[BEGIN The records]
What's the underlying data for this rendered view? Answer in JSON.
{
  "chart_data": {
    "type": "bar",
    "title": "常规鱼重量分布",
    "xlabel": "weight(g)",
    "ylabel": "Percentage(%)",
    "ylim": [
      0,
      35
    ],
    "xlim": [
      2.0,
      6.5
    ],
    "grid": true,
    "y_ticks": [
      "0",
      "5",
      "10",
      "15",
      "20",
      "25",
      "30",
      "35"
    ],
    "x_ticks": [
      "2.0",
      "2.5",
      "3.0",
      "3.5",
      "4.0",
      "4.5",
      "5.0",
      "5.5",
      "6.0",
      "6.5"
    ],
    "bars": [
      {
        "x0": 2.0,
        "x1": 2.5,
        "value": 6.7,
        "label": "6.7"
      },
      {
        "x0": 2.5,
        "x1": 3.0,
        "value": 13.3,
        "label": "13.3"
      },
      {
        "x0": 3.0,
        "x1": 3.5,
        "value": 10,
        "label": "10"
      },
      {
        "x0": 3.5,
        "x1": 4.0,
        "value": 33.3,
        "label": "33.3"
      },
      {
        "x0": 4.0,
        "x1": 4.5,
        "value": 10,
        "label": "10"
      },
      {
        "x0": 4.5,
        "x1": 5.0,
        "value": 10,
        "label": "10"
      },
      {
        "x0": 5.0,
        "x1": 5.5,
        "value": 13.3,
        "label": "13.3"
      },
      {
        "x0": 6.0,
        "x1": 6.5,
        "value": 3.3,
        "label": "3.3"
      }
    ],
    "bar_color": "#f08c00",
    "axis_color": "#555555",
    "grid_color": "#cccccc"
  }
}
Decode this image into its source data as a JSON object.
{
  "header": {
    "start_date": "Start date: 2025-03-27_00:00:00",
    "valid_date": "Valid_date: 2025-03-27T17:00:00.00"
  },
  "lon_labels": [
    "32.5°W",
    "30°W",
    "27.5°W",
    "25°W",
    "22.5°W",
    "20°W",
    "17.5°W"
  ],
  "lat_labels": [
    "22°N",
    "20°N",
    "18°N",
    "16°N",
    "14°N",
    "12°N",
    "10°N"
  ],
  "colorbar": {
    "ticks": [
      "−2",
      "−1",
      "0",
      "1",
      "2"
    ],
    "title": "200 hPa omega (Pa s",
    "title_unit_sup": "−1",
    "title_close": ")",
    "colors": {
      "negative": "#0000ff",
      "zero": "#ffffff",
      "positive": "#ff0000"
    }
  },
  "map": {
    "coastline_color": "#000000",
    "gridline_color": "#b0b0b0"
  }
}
[END The records]
▶ The task: Which lines hold the word "this"? Copy all of them.

▶ Complete answer:
What's the underlying data for this rendered view? Answer in JSON.
Decode this image into its source data as a JSON object.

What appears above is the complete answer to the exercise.